Problem requirements –
Reproduce the material that begins at the line containing "Give me the" and ends with the line containing "series-lines: [91, 46, 601, 407]", substituting "horizontal-tick-label" for every occurrence of "x-tick-label" and leaving all else unchanged. Omit the pictures from the reproduction.

Source records –
◆ ◆ ◆ ◆ ◆

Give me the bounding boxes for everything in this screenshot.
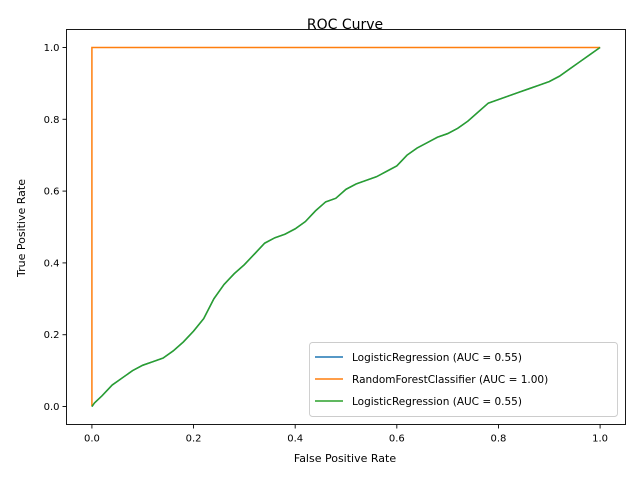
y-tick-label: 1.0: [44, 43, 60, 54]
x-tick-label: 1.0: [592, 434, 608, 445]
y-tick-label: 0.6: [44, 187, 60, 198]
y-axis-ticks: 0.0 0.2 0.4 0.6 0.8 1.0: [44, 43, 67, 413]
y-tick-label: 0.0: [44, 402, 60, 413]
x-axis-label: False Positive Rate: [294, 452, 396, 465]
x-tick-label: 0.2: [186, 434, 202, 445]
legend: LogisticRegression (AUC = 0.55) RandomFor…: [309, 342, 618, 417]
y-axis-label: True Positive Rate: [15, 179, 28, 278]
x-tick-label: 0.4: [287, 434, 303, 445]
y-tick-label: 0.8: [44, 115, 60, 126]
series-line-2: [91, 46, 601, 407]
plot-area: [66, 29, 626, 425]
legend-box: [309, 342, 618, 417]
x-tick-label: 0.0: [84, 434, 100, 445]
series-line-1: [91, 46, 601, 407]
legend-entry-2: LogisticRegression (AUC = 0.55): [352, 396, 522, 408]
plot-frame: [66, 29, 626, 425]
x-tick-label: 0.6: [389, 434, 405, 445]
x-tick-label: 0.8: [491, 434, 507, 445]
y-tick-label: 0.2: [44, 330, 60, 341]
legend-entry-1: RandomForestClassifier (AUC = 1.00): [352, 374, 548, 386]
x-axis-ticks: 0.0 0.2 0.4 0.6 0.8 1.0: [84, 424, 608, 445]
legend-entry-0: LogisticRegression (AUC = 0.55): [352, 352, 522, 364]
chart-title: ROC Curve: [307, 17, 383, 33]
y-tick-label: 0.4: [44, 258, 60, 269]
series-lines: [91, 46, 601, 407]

◆ ◆ ◆ ◆ ◆

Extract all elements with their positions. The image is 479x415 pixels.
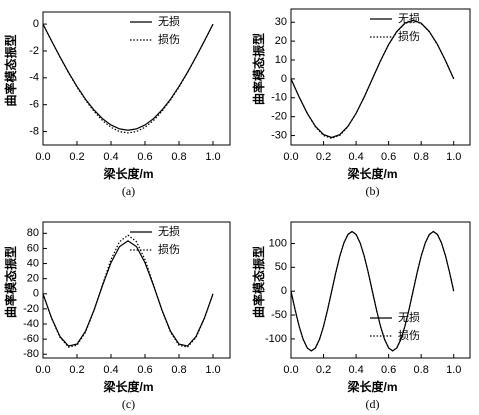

◆ ◆ ◆ ◆ ◆

Solution for this task –
Give me the bounding boxes for everything in this screenshot.
y-tick-label: 1.0: [44, 43, 60, 54]
horizontal-tick-label: 1.0: [592, 434, 608, 445]
y-tick-label: 0.6: [44, 187, 60, 198]
y-axis-ticks: 0.0 0.2 0.4 0.6 0.8 1.0: [44, 43, 67, 413]
y-tick-label: 0.0: [44, 402, 60, 413]
x-axis-label: False Positive Rate: [294, 452, 396, 465]
horizontal-tick-label: 0.2: [186, 434, 202, 445]
legend: LogisticRegression (AUC = 0.55) RandomFor…: [309, 342, 618, 417]
y-axis-label: True Positive Rate: [15, 179, 28, 278]
horizontal-tick-label: 0.4: [287, 434, 303, 445]
y-tick-label: 0.8: [44, 115, 60, 126]
series-line-2: [91, 46, 601, 407]
plot-area: [66, 29, 626, 425]
legend-box: [309, 342, 618, 417]
horizontal-tick-label: 0.0: [84, 434, 100, 445]
series-line-1: [91, 46, 601, 407]
legend-entry-2: LogisticRegression (AUC = 0.55): [352, 396, 522, 408]
plot-frame: [66, 29, 626, 425]
horizontal-tick-label: 0.6: [389, 434, 405, 445]
horizontal-tick-label: 0.8: [491, 434, 507, 445]
y-tick-label: 0.2: [44, 330, 60, 341]
legend-entry-1: RandomForestClassifier (AUC = 1.00): [352, 374, 548, 386]
x-axis-ticks: 0.0 0.2 0.4 0.6 0.8 1.0: [84, 424, 608, 445]
legend-entry-0: LogisticRegression (AUC = 0.55): [352, 352, 522, 364]
chart-title: ROC Curve: [307, 17, 383, 33]
y-tick-label: 0.4: [44, 258, 60, 269]
series-lines: [91, 46, 601, 407]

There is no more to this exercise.